((

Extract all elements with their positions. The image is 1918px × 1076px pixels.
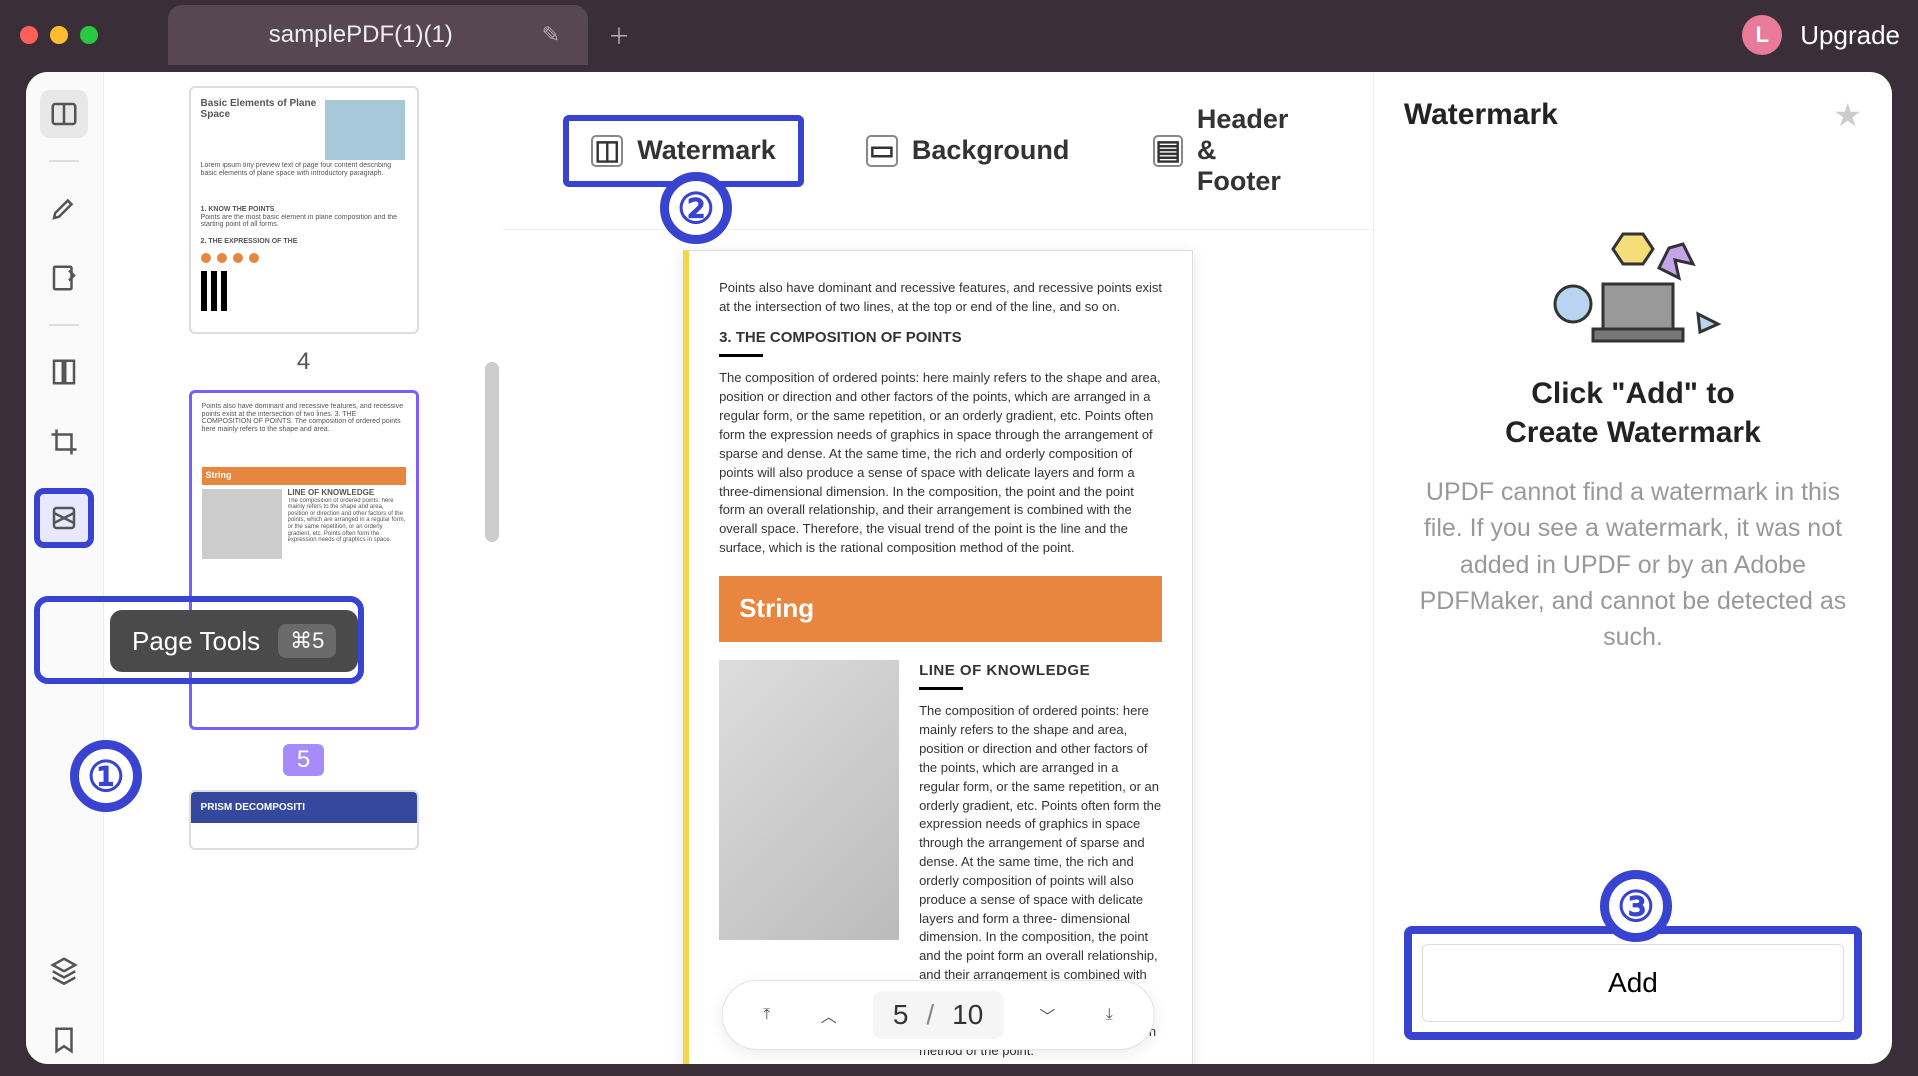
thumb-orange-band: String — [202, 467, 406, 485]
document-tab[interactable]: samplePDF(1)(1) ✎ — [168, 5, 588, 65]
last-page-button[interactable]: ⤓ — [1091, 997, 1127, 1033]
rail-divider — [49, 324, 79, 326]
page-navigation-bar: ⤒ ︿ 5 / 10 ﹀ ⤓ — [722, 980, 1155, 1050]
next-page-button[interactable]: ﹀ — [1029, 997, 1065, 1033]
tooltip-text: Page Tools — [132, 626, 260, 657]
first-page-button[interactable]: ⤒ — [749, 997, 785, 1033]
tab-background-label: Background — [912, 135, 1070, 166]
add-watermark-button[interactable]: Add — [1422, 944, 1844, 1022]
tab-background[interactable]: ▭ Background — [844, 121, 1092, 181]
page-indicator: 5 / 10 — [873, 991, 1004, 1039]
doc-intro: Points also have dominant and recessive … — [719, 279, 1162, 317]
total-pages: 10 — [952, 999, 983, 1031]
edit-tab-icon[interactable]: ✎ — [542, 22, 560, 48]
doc-para-1: The composition of ordered points: here … — [719, 369, 1162, 557]
page-tools-tabs: ◫ Watermark ▭ Background ▤ Header & Foot… — [503, 72, 1373, 230]
page-slash: / — [926, 999, 934, 1031]
organize-pages-button[interactable] — [40, 348, 88, 396]
subhead-underline — [919, 687, 963, 690]
add-button-highlight: Add — [1404, 926, 1862, 1040]
edit-text-button[interactable] — [40, 254, 88, 302]
prev-page-button[interactable]: ︿ — [811, 997, 847, 1033]
cta-description: UPDF cannot find a watermark in this fil… — [1404, 474, 1862, 655]
thumbnail-number-5: 5 — [283, 744, 324, 776]
left-toolbar — [26, 72, 104, 1064]
thumb-blue-title: PRISM DECOMPOSITI — [191, 792, 417, 823]
panel-title: Watermark — [1404, 98, 1558, 132]
titlebar: samplePDF(1)(1) ✎ ＋ L Upgrade — [0, 0, 1918, 70]
doc-heading-3: 3. THE COMPOSITION OF POINTS — [719, 327, 1162, 349]
document-viewport[interactable]: Points also have dominant and recessive … — [503, 230, 1373, 1064]
thumbnail-scrollbar[interactable] — [485, 362, 499, 542]
thumbnail-number-4: 4 — [297, 348, 310, 376]
upgrade-button[interactable]: Upgrade — [1800, 20, 1900, 51]
user-avatar[interactable]: L — [1742, 15, 1782, 55]
close-window-button[interactable] — [20, 26, 38, 44]
highlighter-button[interactable] — [40, 184, 88, 232]
traffic-lights — [20, 26, 98, 44]
center-area: ◫ Watermark ▭ Background ▤ Header & Foot… — [503, 72, 1373, 1064]
watermark-illustration — [1533, 214, 1733, 354]
background-icon: ▭ — [866, 135, 898, 167]
heading-underline — [719, 354, 763, 357]
annotation-step-1: ① — [70, 740, 142, 812]
crop-button[interactable] — [40, 418, 88, 466]
tab-header-footer[interactable]: ▤ Header & Footer — [1131, 90, 1313, 211]
tooltip-shortcut: ⌘5 — [278, 624, 336, 658]
favorite-star-icon[interactable]: ★ — [1833, 96, 1862, 134]
thumb-arch-image — [202, 489, 282, 559]
current-page-input[interactable]: 5 — [893, 999, 909, 1031]
thumbnail-page-6[interactable]: PRISM DECOMPOSITI — [189, 790, 419, 850]
thumb-image-placeholder — [325, 100, 405, 160]
page-tools-tooltip: Page Tools ⌘5 — [110, 610, 358, 672]
minimize-window-button[interactable] — [50, 26, 68, 44]
annotation-step-2: ② — [660, 172, 732, 244]
bookmark-button[interactable] — [40, 1016, 88, 1064]
tab-watermark-label: Watermark — [637, 135, 776, 166]
new-tab-button[interactable]: ＋ — [608, 19, 630, 51]
thumbnail-panel[interactable]: Basic Elements of Plane Space Lorem ipsu… — [104, 72, 503, 1064]
doc-subhead: LINE OF KNOWLEDGE — [919, 660, 1162, 682]
layers-button[interactable] — [40, 946, 88, 994]
watermark-icon: ◫ — [591, 135, 623, 167]
maximize-window-button[interactable] — [80, 26, 98, 44]
reader-mode-button[interactable] — [40, 90, 88, 138]
cta-title: Click "Add" to Create Watermark — [1404, 374, 1862, 452]
document-page: Points also have dominant and recessive … — [683, 250, 1193, 1064]
page-tools-button[interactable] — [34, 488, 94, 548]
doc-orange-title: String — [719, 576, 1162, 642]
doc-architecture-image — [719, 660, 899, 940]
header-footer-icon: ▤ — [1153, 135, 1183, 167]
tab-title: samplePDF(1)(1) — [196, 21, 526, 49]
annotation-step-3: ③ — [1600, 870, 1672, 942]
rail-divider — [49, 160, 79, 162]
thumbnail-page-4[interactable]: Basic Elements of Plane Space Lorem ipsu… — [189, 86, 419, 334]
tab-header-footer-label: Header & Footer — [1197, 104, 1291, 197]
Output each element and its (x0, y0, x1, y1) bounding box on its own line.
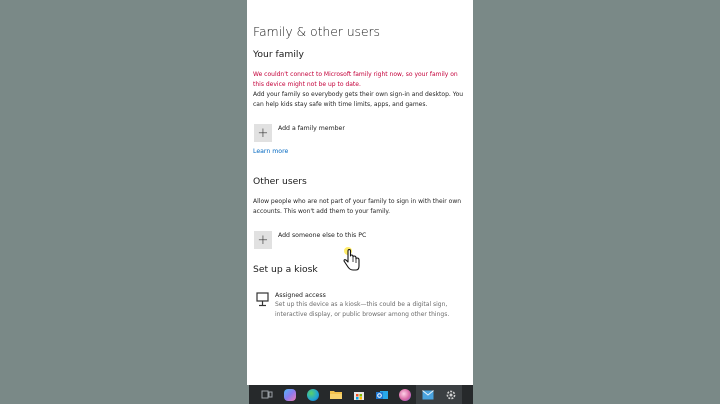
file-explorer-icon (329, 391, 342, 399)
taskbar-settings[interactable] (439, 385, 462, 404)
family-error-message: We couldn't connect to Microsoft family … (253, 71, 458, 88)
learn-more-link[interactable]: Learn more (253, 148, 288, 155)
taskbar-edge[interactable] (301, 385, 324, 404)
plus-icon: + (254, 231, 272, 249)
taskbar-file-explorer[interactable] (324, 385, 347, 404)
page-title: Family & other users (253, 24, 380, 39)
other-users-heading: Other users (253, 176, 307, 187)
paint-icon (398, 388, 411, 401)
assigned-access-description: Set up this device as a kiosk—this could… (275, 301, 450, 318)
kiosk-monitor-icon (256, 292, 269, 311)
assigned-access-title[interactable]: Assigned access (275, 292, 326, 299)
other-users-description: Allow people who are not part of your fa… (253, 198, 462, 215)
taskbar (249, 385, 473, 404)
task-view-icon (261, 390, 272, 398)
your-family-heading: Your family (253, 49, 304, 60)
kiosk-heading: Set up a kiosk (253, 264, 318, 275)
settings-panel: Family & other users Your family We coul… (247, 0, 473, 385)
outlook-icon (375, 390, 388, 399)
family-description: Add your family so everybody gets their … (253, 91, 464, 108)
taskbar-paint[interactable] (393, 385, 416, 404)
plus-icon: + (254, 124, 272, 142)
add-family-member-label: Add a family member (278, 125, 345, 132)
taskbar-task-view[interactable] (255, 385, 278, 404)
background-right (473, 0, 720, 404)
store-icon (353, 391, 364, 400)
hand-cursor-icon (342, 247, 362, 277)
taskbar-mail[interactable] (416, 385, 439, 404)
taskbar-copilot[interactable] (278, 385, 301, 404)
settings-icon (446, 390, 455, 399)
taskbar-store[interactable] (347, 385, 370, 404)
taskbar-outlook[interactable] (370, 385, 393, 404)
add-someone-else-label: Add someone else to this PC (278, 232, 367, 239)
mail-icon (421, 389, 434, 399)
background-left (0, 0, 247, 404)
copilot-icon (283, 388, 296, 401)
add-family-member-button[interactable]: + Add a family member (254, 124, 345, 142)
edge-icon (306, 388, 319, 401)
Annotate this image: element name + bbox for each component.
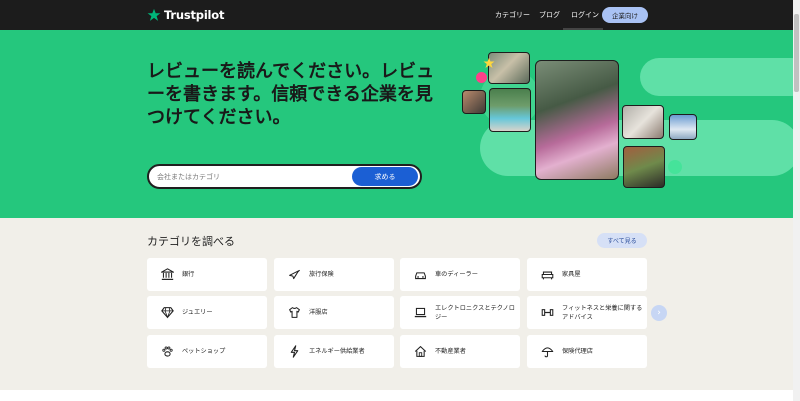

))

■ **Work instructions**:
Reproduce each of the items above word for word, omitting the pictures from your answer.

■ **Task result**:
Extract all elements with their positions. The image is 1918px × 1076px pixels.
thumb-orange-band: String — [202, 467, 406, 485]
document-tab[interactable]: samplePDF(1)(1) ✎ — [168, 5, 588, 65]
last-page-button[interactable]: ⤓ — [1091, 997, 1127, 1033]
rail-divider — [49, 324, 79, 326]
page-navigation-bar: ⤒ ︿ 5 / 10 ﹀ ⤓ — [722, 980, 1155, 1050]
next-page-button[interactable]: ﹀ — [1029, 997, 1065, 1033]
tooltip-text: Page Tools — [132, 626, 260, 657]
first-page-button[interactable]: ⤒ — [749, 997, 785, 1033]
tab-background-label: Background — [912, 135, 1070, 166]
add-watermark-button[interactable]: Add — [1422, 944, 1844, 1022]
tab-background[interactable]: ▭ Background — [844, 121, 1092, 181]
page-indicator: 5 / 10 — [873, 991, 1004, 1039]
doc-intro: Points also have dominant and recessive … — [719, 279, 1162, 317]
total-pages: 10 — [952, 999, 983, 1031]
edit-tab-icon[interactable]: ✎ — [542, 22, 560, 48]
doc-para-1: The composition of ordered points: here … — [719, 369, 1162, 557]
page-tools-tabs: ◫ Watermark ▭ Background ▤ Header & Foot… — [503, 72, 1373, 230]
page-slash: / — [926, 999, 934, 1031]
organize-pages-button[interactable] — [40, 348, 88, 396]
subhead-underline — [919, 687, 963, 690]
add-button-highlight: Add — [1404, 926, 1862, 1040]
edit-text-button[interactable] — [40, 254, 88, 302]
prev-page-button[interactable]: ︿ — [811, 997, 847, 1033]
cta-description: UPDF cannot find a watermark in this fil… — [1404, 474, 1862, 655]
thumbnail-number-5: 5 — [283, 744, 324, 776]
left-toolbar — [26, 72, 104, 1064]
thumb-blue-title: PRISM DECOMPOSITI — [191, 792, 417, 823]
panel-title: Watermark — [1404, 98, 1558, 132]
titlebar: samplePDF(1)(1) ✎ ＋ L Upgrade — [0, 0, 1918, 70]
doc-heading-3: 3. THE COMPOSITION OF POINTS — [719, 327, 1162, 349]
document-viewport[interactable]: Points also have dominant and recessive … — [503, 230, 1373, 1064]
thumbnail-scrollbar[interactable] — [485, 362, 499, 542]
thumbnail-number-4: 4 — [297, 348, 310, 376]
upgrade-button[interactable]: Upgrade — [1800, 20, 1900, 51]
user-avatar[interactable]: L — [1742, 15, 1782, 55]
close-window-button[interactable] — [20, 26, 38, 44]
highlighter-button[interactable] — [40, 184, 88, 232]
traffic-lights — [20, 26, 98, 44]
center-area: ◫ Watermark ▭ Background ▤ Header & Foot… — [503, 72, 1373, 1064]
watermark-illustration — [1533, 214, 1733, 354]
background-icon: ▭ — [866, 135, 898, 167]
heading-underline — [719, 354, 763, 357]
annotation-step-1: ① — [70, 740, 142, 812]
crop-button[interactable] — [40, 418, 88, 466]
tab-header-footer[interactable]: ▤ Header & Footer — [1131, 90, 1313, 211]
tooltip-shortcut: ⌘5 — [278, 624, 336, 658]
favorite-star-icon[interactable]: ★ — [1833, 96, 1862, 134]
thumb-arch-image — [202, 489, 282, 559]
current-page-input[interactable]: 5 — [893, 999, 909, 1031]
thumbnail-page-6[interactable]: PRISM DECOMPOSITI — [189, 790, 419, 850]
thumb-image-placeholder — [325, 100, 405, 160]
page-tools-tooltip: Page Tools ⌘5 — [110, 610, 358, 672]
minimize-window-button[interactable] — [50, 26, 68, 44]
annotation-step-2: ② — [660, 172, 732, 244]
bookmark-button[interactable] — [40, 1016, 88, 1064]
tab-watermark-label: Watermark — [637, 135, 776, 166]
new-tab-button[interactable]: ＋ — [608, 19, 630, 51]
thumbnail-panel[interactable]: Basic Elements of Plane Space Lorem ipsu… — [104, 72, 503, 1064]
doc-subhead: LINE OF KNOWLEDGE — [919, 660, 1162, 682]
layers-button[interactable] — [40, 946, 88, 994]
watermark-icon: ◫ — [591, 135, 623, 167]
maximize-window-button[interactable] — [80, 26, 98, 44]
reader-mode-button[interactable] — [40, 90, 88, 138]
cta-title: Click "Add" to Create Watermark — [1404, 374, 1862, 452]
document-page: Points also have dominant and recessive … — [683, 250, 1193, 1064]
page-tools-button[interactable] — [34, 488, 94, 548]
doc-orange-title: String — [719, 576, 1162, 642]
doc-architecture-image — [719, 660, 899, 940]
header-footer-icon: ▤ — [1153, 135, 1183, 167]
tab-title: samplePDF(1)(1) — [196, 21, 526, 49]
annotation-step-3: ③ — [1600, 870, 1672, 942]
rail-divider — [49, 160, 79, 162]
thumbnail-page-4[interactable]: Basic Elements of Plane Space Lorem ipsu… — [189, 86, 419, 334]
tab-header-footer-label: Header & Footer — [1197, 104, 1291, 197]
Output each element and its (x0, y0, x1, y1) bounding box on its own line.
file-explorer-icon (329, 391, 342, 399)
taskbar-settings[interactable] (439, 385, 462, 404)
family-error-message: We couldn't connect to Microsoft family … (253, 71, 458, 88)
learn-more-link[interactable]: Learn more (253, 148, 288, 155)
taskbar-edge[interactable] (301, 385, 324, 404)
plus-icon: + (254, 231, 272, 249)
taskbar-file-explorer[interactable] (324, 385, 347, 404)
page-title: Family & other users (253, 24, 380, 39)
other-users-heading: Other users (253, 176, 307, 187)
paint-icon (398, 388, 411, 401)
assigned-access-description: Set up this device as a kiosk—this could… (275, 301, 450, 318)
kiosk-monitor-icon (256, 292, 269, 311)
assigned-access-title[interactable]: Assigned access (275, 292, 326, 299)
other-users-description: Allow people who are not part of your fa… (253, 198, 462, 215)
taskbar (249, 385, 473, 404)
task-view-icon (261, 390, 272, 398)
your-family-heading: Your family (253, 49, 304, 60)
kiosk-heading: Set up a kiosk (253, 264, 318, 275)
settings-panel: Family & other users Your family We coul… (247, 0, 473, 385)
outlook-icon (375, 390, 388, 399)
family-description: Add your family so everybody gets their … (253, 91, 464, 108)
taskbar-paint[interactable] (393, 385, 416, 404)
plus-icon: + (254, 124, 272, 142)
add-family-member-label: Add a family member (278, 125, 345, 132)
taskbar-task-view[interactable] (255, 385, 278, 404)
background-right (473, 0, 720, 404)
store-icon (353, 391, 364, 400)
hand-cursor-icon (342, 247, 362, 277)
taskbar-mail[interactable] (416, 385, 439, 404)
taskbar-copilot[interactable] (278, 385, 301, 404)
settings-icon (446, 390, 455, 399)
taskbar-store[interactable] (347, 385, 370, 404)
taskbar-outlook[interactable] (370, 385, 393, 404)
add-someone-else-label: Add someone else to this PC (278, 232, 367, 239)
mail-icon (421, 389, 434, 399)
background-left (0, 0, 247, 404)
copilot-icon (283, 388, 296, 401)
add-family-member-button[interactable]: + Add a family member (254, 124, 345, 142)
edge-icon (306, 388, 319, 401)
Annotate this image: element name + bbox for each component.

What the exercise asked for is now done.